Aim of the exercise:
Pictures stay out of the copy; restate everything else in the material exactly.

Extracted entries:
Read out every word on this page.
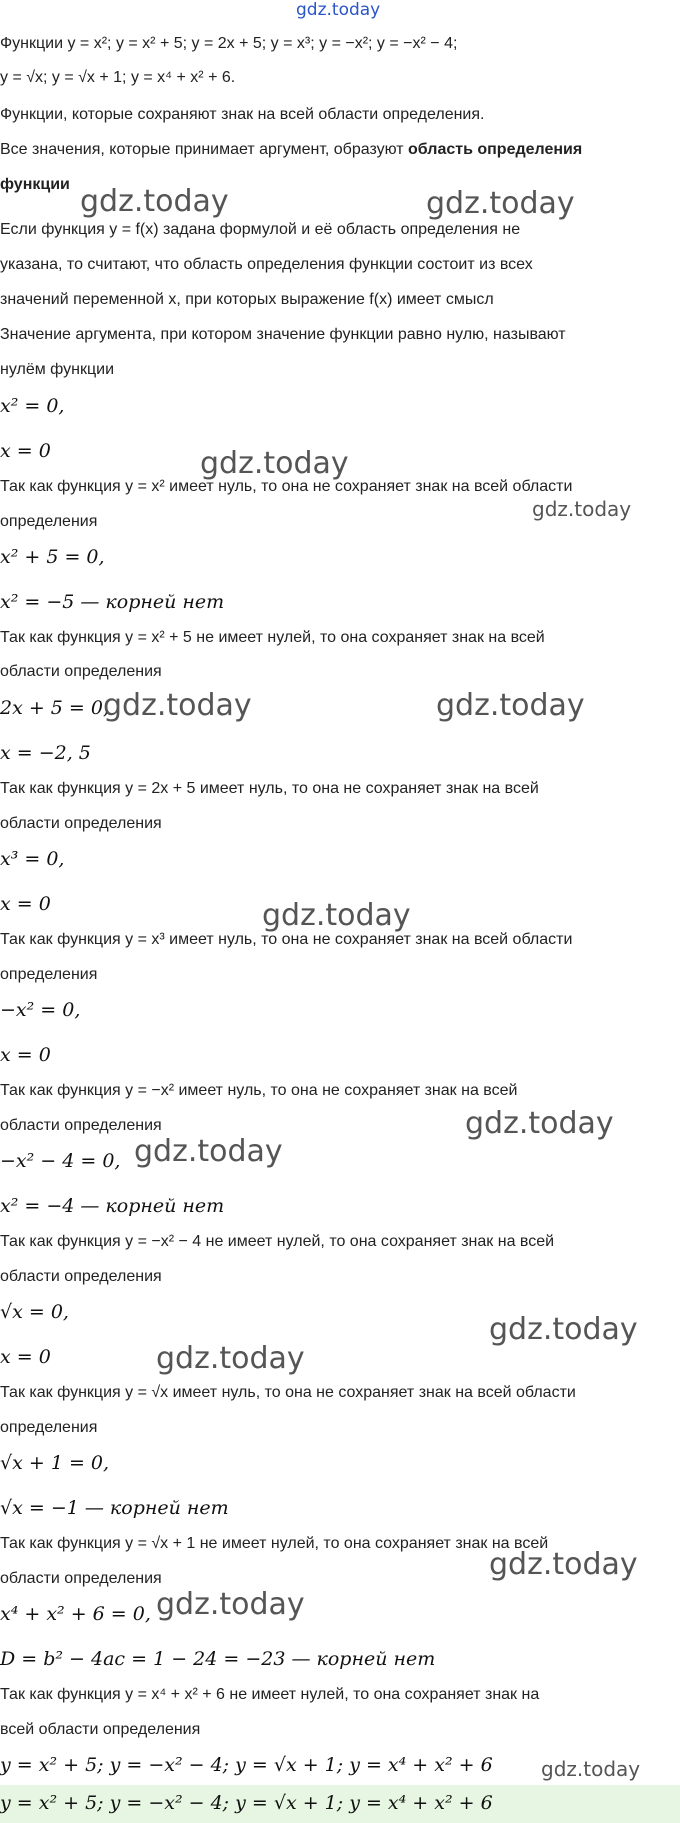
gdz.today
Функции y = x²; y = x² + 5; y = 2x + 5; y = x³; y = −x²; y = −x² − 4;
y = √x; y = √x + 1; y = x⁴ + x² + 6.
Функции, которые сохраняют знак на всей области определения.
Все значения, которые принимает аргумент, образуют область определения
функции
Если функция y = f(x) задана формулой и её область определения не
указана, то считают, что область определения функции состоит из всех
значений переменной x, при которых выражение f(x) имеет смысл
Значение аргумента, при котором значение функции равно нулю, называют
нулём функции
x² = 0,
x = 0
Так как функция y = x² имеет нуль, то она не сохраняет знак на всей области
определения
x² + 5 = 0,
x² = −5 — корней нет
Так как функция y = x² + 5 не имеет нулей, то она сохраняет знак на всей
области определения
2x + 5 = 0,
x = −2, 5
Так как функция y = 2x + 5 имеет нуль, то она не сохраняет знак на всей
области определения
x³ = 0,
x = 0
Так как функция y = x³ имеет нуль, то она не сохраняет знак на всей области
определения
−x² = 0,
x = 0
Так как функция y = −x² имеет нуль, то она не сохраняет знак на всей
области определения
−x² − 4 = 0,
x² = −4 — корней нет
Так как функция y = −x² − 4 не имеет нулей, то она сохраняет знак на всей
области определения
√x = 0,
x = 0
Так как функция y = √x имеет нуль, то она не сохраняет знак на всей области
определения
√x + 1 = 0,
√x = −1 — корней нет
Так как функция y = √x + 1 не имеет нулей, то она сохраняет знак на всей
области определения
x⁴ + x² + 6 = 0,
D = b² − 4ac = 1 − 24 = −23 — корней нет
Так как функция y = x⁴ + x² + 6 не имеет нулей, то она сохраняет знак на
всей области определения
y = x² + 5; y = −x² − 4; y = √x + 1; y = x⁴ + x² + 6
y = x² + 5; y = −x² − 4; y = √x + 1; y = x⁴ + x² + 6
gdz.today	gdz.today
gdz.today
gdz.today
gdz.today	gdz.today
gdz.today
gdz.today
gdz.today
gdz.today
gdz.today
gdz.today
gdz.today
gdz.today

Correct response:
Read out every word on this page.
gdz.today
Функции y = x²; y = x² + 5; y = 2x + 5; y = x³; y = −x²; y = −x² − 4;
y = √x; y = √x + 1; y = x⁴ + x² + 6.
Функции, которые сохраняют знак на всей области определения.
Все значения, которые принимает аргумент, образуют область определения
функции
Если функция y = f(x) задана формулой и её область определения не
указана, то считают, что область определения функции состоит из всех
значений переменной x, при которых выражение f(x) имеет смысл
Значение аргумента, при котором значение функции равно нулю, называют
нулём функции
x² = 0,
x = 0
Так как функция y = x² имеет нуль, то она не сохраняет знак на всей области
определения
x² + 5 = 0,
x² = −5 — корней нет
Так как функция y = x² + 5 не имеет нулей, то она сохраняет знак на всей
области определения
2x + 5 = 0,
x = −2, 5
Так как функция y = 2x + 5 имеет нуль, то она не сохраняет знак на всей
области определения
x³ = 0,
x = 0
Так как функция y = x³ имеет нуль, то она не сохраняет знак на всей области
определения
−x² = 0,
x = 0
Так как функция y = −x² имеет нуль, то она не сохраняет знак на всей
области определения
−x² − 4 = 0,
x² = −4 — корней нет
Так как функция y = −x² − 4 не имеет нулей, то она сохраняет знак на всей
области определения
√x = 0,
x = 0
Так как функция y = √x имеет нуль, то она не сохраняет знак на всей области
определения
√x + 1 = 0,
√x = −1 — корней нет
Так как функция y = √x + 1 не имеет нулей, то она сохраняет знак на всей
области определения
x⁴ + x² + 6 = 0,
D = b² − 4ac = 1 − 24 = −23 — корней нет
Так как функция y = x⁴ + x² + 6 не имеет нулей, то она сохраняет знак на
всей области определения
y = x² + 5; y = −x² − 4; y = √x + 1; y = x⁴ + x² + 6
y = x² + 5; y = −x² − 4; y = √x + 1; y = x⁴ + x² + 6
gdz.today	gdz.today
gdz.today
gdz.today
gdz.today	gdz.today
gdz.today
gdz.today
gdz.today
gdz.today
gdz.today
gdz.today
gdz.today
gdz.today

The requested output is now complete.